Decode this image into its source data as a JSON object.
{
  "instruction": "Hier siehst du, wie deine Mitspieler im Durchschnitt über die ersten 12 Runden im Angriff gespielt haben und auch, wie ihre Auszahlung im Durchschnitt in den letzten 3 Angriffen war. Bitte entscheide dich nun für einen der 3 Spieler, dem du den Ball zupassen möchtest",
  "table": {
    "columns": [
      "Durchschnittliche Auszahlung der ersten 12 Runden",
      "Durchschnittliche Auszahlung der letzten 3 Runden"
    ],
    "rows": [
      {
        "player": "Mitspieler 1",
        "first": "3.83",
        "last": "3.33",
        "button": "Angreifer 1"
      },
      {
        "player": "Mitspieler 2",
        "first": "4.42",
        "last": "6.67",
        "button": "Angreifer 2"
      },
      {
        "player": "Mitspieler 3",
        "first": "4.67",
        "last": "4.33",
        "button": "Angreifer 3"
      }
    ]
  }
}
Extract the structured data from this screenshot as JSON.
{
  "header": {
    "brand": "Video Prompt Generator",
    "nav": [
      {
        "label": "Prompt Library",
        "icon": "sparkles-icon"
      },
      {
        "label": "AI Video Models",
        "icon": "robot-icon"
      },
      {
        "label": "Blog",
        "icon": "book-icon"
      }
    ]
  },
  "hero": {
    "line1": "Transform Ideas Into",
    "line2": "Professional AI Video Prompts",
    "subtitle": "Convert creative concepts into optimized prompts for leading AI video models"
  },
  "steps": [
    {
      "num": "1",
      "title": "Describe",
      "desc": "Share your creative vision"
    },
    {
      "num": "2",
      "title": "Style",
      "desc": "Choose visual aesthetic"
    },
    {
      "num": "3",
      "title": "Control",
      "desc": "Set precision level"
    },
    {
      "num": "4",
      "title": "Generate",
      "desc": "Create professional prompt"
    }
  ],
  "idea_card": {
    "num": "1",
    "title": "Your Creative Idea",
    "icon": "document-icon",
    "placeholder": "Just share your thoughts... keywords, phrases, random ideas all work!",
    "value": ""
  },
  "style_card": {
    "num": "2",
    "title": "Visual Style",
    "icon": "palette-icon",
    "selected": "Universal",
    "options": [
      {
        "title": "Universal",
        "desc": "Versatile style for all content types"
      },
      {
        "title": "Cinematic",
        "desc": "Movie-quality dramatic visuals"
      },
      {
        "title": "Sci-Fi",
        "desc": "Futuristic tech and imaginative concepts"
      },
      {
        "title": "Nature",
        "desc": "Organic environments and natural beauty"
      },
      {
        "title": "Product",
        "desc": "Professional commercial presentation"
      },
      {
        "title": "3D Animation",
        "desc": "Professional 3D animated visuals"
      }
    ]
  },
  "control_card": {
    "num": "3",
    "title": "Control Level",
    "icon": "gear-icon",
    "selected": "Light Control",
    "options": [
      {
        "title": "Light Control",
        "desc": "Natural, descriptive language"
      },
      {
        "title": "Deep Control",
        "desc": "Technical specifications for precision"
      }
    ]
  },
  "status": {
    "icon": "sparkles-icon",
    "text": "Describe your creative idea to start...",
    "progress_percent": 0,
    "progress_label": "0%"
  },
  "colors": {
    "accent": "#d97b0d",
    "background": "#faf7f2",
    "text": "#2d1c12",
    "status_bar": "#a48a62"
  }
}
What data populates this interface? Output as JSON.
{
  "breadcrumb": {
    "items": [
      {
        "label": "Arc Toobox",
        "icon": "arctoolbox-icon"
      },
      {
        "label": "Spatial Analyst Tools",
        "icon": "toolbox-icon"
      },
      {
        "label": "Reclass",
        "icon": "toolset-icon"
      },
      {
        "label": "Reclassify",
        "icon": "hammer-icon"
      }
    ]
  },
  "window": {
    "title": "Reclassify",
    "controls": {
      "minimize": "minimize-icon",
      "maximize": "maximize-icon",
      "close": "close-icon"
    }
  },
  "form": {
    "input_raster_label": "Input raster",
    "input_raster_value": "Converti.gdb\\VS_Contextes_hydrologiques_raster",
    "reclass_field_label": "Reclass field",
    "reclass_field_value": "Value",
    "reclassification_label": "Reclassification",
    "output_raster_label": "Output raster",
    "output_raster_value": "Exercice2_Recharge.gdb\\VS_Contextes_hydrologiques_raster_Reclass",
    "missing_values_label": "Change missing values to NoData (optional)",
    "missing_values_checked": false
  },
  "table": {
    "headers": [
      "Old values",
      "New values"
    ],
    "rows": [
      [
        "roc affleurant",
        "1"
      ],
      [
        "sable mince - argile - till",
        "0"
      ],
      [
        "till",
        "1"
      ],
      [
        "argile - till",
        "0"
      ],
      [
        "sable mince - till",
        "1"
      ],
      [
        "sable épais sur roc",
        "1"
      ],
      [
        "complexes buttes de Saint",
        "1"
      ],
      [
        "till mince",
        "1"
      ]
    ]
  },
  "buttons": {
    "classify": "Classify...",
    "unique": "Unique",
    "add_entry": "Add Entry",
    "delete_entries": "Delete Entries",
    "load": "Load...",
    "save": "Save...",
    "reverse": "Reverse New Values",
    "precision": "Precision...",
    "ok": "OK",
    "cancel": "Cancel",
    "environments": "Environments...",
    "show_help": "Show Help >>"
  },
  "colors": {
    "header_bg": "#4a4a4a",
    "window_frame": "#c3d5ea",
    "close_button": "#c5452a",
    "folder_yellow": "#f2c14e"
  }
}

★ ★ ★

Do this —
Each line above that includes "till" should be shown.

Solution for this task —
        "sable mince - argile - till",
        "till",
        "argile - till",
        "sable mince - till",
        "till mince",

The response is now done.